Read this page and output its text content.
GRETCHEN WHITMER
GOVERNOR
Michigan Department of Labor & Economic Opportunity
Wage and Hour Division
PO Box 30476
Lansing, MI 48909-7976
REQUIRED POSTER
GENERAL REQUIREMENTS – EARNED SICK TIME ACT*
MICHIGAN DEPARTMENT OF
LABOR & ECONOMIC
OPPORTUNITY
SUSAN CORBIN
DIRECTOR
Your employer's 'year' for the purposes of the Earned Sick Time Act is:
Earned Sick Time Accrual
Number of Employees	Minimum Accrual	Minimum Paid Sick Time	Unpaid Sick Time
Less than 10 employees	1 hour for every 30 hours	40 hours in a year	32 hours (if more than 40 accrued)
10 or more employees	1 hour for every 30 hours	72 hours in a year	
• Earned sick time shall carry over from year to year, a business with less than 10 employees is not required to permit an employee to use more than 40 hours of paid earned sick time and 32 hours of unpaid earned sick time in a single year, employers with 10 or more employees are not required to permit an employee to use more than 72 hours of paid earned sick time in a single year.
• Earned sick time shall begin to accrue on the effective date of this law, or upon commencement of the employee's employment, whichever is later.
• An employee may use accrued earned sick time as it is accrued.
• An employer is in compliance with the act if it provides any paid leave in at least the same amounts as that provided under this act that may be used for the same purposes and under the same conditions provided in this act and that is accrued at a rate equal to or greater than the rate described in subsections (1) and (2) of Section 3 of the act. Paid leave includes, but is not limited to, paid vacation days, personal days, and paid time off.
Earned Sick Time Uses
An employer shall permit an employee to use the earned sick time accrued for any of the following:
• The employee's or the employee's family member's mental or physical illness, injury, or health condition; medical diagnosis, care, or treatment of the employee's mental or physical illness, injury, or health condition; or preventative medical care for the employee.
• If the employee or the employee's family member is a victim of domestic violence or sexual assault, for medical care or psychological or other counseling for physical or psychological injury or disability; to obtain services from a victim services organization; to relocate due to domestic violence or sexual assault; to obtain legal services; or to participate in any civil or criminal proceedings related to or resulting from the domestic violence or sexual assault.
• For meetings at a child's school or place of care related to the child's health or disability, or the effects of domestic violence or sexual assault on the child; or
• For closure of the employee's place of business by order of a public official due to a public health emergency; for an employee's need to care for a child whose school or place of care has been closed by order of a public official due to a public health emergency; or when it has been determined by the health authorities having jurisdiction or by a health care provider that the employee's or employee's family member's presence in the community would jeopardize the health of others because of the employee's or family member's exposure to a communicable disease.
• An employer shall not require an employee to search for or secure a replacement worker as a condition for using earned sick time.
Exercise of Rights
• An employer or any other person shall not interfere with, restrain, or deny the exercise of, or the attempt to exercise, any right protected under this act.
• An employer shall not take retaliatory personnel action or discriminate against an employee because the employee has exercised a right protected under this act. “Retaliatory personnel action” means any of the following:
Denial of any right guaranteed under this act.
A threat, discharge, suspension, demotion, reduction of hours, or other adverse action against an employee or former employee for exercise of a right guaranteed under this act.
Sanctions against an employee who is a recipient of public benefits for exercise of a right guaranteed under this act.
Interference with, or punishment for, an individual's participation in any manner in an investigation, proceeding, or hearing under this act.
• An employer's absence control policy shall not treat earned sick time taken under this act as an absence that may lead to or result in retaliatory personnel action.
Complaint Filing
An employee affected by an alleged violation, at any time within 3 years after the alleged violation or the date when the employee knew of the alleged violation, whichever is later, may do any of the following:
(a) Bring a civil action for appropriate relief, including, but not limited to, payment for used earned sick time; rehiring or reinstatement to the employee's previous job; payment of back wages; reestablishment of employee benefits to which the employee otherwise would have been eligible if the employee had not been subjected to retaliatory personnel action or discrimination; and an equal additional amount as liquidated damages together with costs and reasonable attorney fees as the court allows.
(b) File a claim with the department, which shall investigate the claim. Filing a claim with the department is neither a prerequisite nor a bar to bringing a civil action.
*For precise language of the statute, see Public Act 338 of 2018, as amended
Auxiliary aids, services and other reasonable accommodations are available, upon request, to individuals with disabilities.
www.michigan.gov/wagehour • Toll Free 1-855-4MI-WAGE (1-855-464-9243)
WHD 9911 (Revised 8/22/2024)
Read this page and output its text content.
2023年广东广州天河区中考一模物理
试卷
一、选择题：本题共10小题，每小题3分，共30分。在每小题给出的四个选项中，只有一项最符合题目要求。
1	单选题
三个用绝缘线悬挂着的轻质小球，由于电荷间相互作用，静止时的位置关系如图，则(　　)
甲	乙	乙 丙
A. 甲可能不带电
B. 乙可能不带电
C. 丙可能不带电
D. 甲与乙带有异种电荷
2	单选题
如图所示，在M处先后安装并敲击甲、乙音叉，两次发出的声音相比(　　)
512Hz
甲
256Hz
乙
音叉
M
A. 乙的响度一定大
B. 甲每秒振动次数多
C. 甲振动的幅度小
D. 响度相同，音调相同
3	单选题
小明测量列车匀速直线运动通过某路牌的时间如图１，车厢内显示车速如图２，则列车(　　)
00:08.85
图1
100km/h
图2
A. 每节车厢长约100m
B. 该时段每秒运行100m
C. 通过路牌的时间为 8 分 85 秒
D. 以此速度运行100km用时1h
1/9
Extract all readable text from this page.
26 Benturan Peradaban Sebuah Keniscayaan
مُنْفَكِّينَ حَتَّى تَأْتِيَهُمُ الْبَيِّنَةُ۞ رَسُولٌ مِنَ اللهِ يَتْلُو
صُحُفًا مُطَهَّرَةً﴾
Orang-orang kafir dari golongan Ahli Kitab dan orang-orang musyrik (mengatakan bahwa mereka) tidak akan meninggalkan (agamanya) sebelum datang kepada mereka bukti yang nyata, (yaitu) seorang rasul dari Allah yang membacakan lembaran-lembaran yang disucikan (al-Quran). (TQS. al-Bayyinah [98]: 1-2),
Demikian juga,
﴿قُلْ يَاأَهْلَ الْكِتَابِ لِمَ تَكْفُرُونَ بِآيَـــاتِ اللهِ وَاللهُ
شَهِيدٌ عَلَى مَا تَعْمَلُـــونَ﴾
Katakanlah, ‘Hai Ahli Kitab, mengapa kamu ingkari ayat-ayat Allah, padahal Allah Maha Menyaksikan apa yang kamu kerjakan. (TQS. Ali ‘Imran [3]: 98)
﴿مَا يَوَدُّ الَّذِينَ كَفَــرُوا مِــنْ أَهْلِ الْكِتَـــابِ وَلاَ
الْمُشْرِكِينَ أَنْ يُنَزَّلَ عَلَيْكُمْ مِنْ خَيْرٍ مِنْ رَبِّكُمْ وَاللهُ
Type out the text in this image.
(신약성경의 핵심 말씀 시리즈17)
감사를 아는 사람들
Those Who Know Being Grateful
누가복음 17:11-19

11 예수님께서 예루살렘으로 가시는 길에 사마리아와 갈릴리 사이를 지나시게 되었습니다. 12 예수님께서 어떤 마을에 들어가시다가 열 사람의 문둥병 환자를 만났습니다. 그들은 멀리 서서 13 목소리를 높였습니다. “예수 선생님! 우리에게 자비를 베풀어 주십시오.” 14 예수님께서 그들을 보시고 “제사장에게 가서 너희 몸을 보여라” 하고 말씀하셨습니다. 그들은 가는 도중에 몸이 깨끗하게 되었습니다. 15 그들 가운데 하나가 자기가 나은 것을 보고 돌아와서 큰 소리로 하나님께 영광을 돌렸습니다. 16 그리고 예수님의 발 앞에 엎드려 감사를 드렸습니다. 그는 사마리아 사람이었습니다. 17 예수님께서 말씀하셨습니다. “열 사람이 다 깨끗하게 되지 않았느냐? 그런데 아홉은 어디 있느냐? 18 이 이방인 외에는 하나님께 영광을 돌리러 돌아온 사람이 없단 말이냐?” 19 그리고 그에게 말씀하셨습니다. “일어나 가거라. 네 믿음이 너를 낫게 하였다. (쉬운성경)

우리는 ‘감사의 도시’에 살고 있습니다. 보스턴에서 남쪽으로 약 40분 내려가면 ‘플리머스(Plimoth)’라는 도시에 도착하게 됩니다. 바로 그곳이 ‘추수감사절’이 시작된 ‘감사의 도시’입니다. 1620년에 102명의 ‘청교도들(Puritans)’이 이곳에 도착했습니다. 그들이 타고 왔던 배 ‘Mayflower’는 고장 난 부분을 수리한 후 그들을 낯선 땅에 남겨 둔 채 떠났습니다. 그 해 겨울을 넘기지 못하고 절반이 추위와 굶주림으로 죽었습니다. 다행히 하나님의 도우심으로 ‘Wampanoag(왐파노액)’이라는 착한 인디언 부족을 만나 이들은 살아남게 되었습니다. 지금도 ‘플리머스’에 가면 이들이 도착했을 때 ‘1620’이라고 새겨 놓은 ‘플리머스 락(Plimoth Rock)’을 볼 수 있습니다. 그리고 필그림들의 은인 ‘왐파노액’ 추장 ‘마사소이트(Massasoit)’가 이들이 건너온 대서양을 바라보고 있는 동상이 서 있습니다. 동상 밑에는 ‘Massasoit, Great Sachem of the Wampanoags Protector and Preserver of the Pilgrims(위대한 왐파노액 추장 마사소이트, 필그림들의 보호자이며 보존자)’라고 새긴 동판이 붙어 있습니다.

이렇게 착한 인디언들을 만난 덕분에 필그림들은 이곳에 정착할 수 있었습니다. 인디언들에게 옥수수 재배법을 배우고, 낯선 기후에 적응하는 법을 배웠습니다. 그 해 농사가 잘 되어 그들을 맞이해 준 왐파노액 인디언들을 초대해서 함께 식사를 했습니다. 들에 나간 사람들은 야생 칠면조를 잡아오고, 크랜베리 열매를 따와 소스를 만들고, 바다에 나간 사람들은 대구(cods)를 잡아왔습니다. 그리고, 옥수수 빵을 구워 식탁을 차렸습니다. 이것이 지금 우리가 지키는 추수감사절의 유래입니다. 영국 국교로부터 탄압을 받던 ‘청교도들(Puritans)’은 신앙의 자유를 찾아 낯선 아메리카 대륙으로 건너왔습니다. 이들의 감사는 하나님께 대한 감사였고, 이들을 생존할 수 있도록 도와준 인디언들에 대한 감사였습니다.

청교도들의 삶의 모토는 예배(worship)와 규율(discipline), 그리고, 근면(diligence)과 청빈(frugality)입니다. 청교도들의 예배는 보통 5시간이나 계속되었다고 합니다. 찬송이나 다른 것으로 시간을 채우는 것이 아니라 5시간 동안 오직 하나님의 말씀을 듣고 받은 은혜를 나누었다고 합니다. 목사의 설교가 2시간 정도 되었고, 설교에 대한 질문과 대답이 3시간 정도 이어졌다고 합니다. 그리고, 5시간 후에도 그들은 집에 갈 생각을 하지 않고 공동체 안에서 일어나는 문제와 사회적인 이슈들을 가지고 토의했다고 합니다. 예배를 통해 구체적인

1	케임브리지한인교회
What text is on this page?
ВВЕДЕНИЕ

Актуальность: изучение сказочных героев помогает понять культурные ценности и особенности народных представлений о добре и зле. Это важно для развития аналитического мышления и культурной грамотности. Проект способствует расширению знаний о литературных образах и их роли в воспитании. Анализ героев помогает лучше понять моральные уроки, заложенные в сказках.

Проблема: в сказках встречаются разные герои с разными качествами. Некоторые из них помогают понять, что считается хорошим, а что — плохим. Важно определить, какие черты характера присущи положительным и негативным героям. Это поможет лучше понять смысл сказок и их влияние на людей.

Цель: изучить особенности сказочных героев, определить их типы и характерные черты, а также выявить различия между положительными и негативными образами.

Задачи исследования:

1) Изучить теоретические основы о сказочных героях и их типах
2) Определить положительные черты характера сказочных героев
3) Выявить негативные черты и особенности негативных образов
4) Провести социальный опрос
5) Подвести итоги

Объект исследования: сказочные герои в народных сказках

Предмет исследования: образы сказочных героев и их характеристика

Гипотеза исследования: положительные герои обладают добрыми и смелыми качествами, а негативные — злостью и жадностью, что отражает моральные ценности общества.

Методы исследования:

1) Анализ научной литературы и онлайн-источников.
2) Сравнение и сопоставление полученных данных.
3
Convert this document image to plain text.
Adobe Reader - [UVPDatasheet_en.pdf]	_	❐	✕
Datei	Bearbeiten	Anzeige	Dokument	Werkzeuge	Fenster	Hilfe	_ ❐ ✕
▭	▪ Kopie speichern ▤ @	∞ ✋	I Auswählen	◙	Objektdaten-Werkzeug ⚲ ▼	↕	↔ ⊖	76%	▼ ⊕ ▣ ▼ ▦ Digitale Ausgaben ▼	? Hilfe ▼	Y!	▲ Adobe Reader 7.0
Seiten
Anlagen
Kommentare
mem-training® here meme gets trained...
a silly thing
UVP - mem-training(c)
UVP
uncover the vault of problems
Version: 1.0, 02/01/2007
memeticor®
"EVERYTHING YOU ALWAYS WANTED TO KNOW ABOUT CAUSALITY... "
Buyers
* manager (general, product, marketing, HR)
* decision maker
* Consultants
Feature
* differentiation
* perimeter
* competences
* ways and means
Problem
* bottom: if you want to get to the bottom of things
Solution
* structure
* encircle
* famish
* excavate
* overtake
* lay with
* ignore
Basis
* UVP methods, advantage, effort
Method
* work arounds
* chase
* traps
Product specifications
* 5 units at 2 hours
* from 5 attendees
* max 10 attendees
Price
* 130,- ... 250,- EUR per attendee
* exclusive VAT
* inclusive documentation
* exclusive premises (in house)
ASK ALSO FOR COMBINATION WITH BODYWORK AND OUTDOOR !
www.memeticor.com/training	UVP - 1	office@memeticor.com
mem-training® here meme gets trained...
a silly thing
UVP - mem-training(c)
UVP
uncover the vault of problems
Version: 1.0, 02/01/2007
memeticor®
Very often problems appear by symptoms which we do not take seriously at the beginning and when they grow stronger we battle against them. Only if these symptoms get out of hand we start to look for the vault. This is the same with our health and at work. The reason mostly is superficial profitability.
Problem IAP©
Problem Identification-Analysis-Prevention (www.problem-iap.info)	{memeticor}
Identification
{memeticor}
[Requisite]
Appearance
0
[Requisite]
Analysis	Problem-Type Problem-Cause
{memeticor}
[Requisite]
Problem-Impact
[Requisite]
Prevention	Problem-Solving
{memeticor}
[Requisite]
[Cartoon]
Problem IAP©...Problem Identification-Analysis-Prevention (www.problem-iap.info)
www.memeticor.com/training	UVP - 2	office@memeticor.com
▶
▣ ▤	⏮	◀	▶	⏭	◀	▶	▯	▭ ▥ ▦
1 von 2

____

TASK STATEMENT: Go through the entries and return each line where the word "Accrual" appears.

EXPECTED OUTPUT:
Earned Sick Time Accrual
Number of Employees	Minimum Accrual	Minimum Paid Sick Time	Unpaid Sick Time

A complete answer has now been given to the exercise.